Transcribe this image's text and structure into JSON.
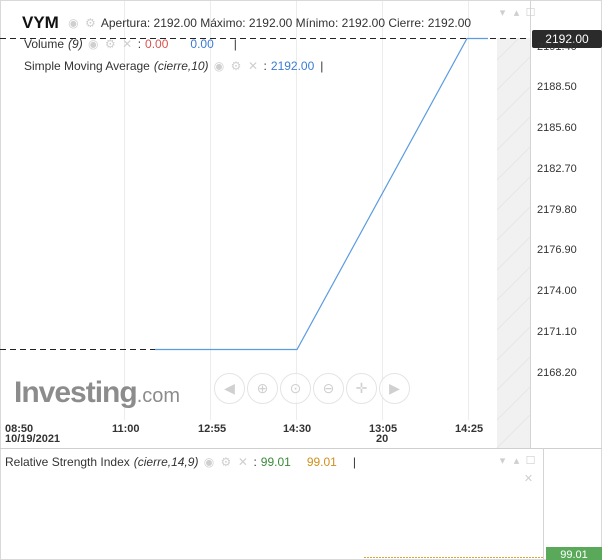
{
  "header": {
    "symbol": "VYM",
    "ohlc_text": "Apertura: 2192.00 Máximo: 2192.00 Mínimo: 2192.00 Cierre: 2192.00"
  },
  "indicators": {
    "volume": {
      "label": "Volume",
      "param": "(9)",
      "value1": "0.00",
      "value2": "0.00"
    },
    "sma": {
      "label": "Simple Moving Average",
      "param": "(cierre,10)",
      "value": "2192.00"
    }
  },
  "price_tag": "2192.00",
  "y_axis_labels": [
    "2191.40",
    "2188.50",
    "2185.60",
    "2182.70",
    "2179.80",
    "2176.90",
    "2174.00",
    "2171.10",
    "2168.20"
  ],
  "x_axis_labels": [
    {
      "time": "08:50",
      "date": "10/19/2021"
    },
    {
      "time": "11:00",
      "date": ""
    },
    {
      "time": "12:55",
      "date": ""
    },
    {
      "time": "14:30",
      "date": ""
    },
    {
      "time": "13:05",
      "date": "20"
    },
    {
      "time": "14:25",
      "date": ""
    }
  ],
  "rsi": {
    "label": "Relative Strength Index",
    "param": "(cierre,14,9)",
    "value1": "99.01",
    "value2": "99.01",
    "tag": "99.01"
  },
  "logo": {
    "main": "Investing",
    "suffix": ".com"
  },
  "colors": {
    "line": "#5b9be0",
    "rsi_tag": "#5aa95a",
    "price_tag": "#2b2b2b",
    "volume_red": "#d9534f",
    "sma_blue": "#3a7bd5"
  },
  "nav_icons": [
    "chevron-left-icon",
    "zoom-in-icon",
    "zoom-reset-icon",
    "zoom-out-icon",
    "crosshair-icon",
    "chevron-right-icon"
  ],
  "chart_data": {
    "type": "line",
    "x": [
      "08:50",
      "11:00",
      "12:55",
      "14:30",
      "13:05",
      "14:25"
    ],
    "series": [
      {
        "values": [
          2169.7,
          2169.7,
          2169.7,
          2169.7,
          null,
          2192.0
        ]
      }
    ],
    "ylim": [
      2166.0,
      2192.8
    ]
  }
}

────────────────────

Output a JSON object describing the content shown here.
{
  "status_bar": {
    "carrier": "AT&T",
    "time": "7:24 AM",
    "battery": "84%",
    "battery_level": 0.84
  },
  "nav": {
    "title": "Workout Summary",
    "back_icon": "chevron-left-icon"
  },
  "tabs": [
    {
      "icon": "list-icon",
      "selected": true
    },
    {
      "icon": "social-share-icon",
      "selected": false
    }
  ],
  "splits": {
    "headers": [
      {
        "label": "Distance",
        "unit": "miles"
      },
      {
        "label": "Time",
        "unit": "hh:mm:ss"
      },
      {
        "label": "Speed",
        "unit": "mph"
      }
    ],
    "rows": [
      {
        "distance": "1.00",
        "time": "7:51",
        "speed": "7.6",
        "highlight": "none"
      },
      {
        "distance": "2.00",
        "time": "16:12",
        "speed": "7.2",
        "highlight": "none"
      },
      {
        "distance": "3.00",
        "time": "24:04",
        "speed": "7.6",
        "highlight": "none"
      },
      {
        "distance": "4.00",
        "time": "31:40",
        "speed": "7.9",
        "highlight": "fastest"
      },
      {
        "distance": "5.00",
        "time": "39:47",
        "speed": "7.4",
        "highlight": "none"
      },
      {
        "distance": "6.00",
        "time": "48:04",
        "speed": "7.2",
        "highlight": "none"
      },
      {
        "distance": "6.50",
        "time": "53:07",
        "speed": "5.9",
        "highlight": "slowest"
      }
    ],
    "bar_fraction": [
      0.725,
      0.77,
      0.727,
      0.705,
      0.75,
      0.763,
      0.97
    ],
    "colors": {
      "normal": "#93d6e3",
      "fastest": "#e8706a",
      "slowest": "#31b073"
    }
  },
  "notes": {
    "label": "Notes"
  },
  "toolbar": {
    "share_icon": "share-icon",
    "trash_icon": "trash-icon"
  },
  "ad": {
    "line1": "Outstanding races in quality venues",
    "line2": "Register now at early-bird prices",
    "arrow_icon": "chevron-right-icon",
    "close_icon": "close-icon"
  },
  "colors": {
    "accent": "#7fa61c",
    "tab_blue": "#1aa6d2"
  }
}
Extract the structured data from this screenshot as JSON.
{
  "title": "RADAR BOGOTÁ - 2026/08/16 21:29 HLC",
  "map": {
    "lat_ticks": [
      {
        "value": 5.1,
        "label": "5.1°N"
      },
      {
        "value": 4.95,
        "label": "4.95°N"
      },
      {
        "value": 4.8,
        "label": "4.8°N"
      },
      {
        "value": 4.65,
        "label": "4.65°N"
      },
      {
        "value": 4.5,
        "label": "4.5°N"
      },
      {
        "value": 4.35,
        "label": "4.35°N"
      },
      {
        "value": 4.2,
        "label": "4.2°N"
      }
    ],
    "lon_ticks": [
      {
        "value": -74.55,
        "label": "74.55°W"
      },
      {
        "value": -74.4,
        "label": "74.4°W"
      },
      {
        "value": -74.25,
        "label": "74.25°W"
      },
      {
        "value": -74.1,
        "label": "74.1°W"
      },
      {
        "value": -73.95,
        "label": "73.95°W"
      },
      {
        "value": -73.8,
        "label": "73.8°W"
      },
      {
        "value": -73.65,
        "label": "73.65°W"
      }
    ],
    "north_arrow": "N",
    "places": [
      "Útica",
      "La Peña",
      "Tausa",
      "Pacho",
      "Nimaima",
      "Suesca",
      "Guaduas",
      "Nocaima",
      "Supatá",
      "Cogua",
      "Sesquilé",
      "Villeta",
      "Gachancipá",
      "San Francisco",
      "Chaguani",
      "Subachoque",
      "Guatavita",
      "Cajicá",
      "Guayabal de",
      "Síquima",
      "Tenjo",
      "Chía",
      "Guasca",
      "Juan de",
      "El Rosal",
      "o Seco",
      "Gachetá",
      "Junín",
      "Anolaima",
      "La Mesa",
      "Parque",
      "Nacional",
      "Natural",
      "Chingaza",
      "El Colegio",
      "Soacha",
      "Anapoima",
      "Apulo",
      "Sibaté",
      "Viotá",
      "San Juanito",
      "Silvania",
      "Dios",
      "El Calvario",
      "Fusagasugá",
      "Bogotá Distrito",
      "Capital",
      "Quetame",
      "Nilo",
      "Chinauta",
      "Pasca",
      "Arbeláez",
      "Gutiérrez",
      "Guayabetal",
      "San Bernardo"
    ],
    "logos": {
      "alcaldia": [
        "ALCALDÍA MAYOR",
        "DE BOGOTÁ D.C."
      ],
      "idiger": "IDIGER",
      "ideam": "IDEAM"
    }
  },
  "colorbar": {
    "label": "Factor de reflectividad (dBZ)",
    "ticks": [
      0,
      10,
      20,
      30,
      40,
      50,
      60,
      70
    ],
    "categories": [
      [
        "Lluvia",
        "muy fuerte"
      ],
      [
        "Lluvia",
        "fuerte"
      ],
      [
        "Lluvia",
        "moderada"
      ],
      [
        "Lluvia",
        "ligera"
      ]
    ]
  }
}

────────────────────

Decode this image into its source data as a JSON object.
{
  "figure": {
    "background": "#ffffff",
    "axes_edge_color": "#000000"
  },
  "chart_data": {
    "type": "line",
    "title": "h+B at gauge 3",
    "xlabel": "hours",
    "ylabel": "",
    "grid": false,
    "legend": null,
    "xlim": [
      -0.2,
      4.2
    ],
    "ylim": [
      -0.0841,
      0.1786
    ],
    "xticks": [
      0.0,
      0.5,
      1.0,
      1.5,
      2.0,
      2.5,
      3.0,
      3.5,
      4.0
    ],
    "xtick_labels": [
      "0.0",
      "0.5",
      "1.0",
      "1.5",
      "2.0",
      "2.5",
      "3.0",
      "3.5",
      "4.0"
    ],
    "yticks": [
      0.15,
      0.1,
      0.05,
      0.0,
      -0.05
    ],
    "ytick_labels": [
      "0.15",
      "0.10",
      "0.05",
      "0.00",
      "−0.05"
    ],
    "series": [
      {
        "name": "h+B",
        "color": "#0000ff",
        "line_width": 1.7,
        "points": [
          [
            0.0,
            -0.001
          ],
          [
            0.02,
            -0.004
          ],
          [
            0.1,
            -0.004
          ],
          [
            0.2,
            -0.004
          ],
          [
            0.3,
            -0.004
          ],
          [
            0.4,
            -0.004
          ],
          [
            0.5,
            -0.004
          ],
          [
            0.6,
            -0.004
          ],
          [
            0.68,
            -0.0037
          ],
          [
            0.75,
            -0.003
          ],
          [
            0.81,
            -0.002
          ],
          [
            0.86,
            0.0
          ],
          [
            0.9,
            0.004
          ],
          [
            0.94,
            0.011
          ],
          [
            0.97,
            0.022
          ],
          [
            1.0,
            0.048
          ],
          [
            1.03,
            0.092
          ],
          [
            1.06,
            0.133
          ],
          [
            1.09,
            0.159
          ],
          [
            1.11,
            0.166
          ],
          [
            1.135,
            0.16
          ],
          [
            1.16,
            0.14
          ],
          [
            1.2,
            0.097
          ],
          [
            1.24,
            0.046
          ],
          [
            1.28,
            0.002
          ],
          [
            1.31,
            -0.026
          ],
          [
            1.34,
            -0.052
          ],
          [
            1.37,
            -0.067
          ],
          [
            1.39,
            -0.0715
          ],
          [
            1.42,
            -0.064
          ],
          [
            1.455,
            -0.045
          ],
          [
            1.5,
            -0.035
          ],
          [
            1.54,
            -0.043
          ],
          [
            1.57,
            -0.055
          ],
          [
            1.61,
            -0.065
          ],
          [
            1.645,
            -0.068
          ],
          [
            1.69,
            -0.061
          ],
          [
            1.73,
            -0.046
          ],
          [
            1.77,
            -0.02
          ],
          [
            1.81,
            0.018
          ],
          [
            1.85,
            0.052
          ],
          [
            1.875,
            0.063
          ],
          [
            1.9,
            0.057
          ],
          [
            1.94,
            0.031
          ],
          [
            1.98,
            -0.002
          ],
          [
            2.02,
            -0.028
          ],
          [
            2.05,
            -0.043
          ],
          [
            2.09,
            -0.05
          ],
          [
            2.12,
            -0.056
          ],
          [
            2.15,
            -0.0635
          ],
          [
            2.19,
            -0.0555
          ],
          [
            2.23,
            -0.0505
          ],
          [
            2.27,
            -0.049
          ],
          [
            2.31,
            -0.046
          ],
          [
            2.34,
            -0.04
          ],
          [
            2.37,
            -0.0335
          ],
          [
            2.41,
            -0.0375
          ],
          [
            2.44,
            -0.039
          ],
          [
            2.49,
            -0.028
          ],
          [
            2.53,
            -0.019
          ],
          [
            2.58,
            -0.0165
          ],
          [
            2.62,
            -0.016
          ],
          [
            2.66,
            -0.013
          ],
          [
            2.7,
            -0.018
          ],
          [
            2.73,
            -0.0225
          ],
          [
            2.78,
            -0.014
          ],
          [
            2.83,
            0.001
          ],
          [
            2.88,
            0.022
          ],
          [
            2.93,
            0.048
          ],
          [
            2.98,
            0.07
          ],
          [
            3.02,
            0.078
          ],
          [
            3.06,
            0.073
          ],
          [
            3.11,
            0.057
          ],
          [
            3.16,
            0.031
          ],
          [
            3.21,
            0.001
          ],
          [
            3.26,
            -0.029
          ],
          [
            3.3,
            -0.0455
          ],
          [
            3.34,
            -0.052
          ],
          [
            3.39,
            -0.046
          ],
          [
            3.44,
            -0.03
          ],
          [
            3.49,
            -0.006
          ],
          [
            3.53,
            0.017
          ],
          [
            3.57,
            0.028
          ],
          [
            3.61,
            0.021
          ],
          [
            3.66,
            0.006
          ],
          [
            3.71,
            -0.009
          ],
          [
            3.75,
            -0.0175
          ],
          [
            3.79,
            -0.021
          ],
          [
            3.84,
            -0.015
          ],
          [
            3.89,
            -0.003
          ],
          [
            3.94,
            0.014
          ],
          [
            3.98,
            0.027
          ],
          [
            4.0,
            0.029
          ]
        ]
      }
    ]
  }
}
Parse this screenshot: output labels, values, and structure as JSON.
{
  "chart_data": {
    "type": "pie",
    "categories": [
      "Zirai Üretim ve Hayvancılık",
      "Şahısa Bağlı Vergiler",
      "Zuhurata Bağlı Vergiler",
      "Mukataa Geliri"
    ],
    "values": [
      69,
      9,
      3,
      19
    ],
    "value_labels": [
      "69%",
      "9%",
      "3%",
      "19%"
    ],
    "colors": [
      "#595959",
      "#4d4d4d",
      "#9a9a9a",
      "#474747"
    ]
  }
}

────────────────────

## YOUR TASK
Select all lines in the listing that include the word "JSON".

## FULL OUTPUT
Transcribe this image's text and structure into JSON.
Output a JSON object describing the content shown here.
Extract the structured data from this screenshot as JSON.
Decode this image into its source data as a JSON object.
Parse this screenshot: output labels, values, and structure as JSON.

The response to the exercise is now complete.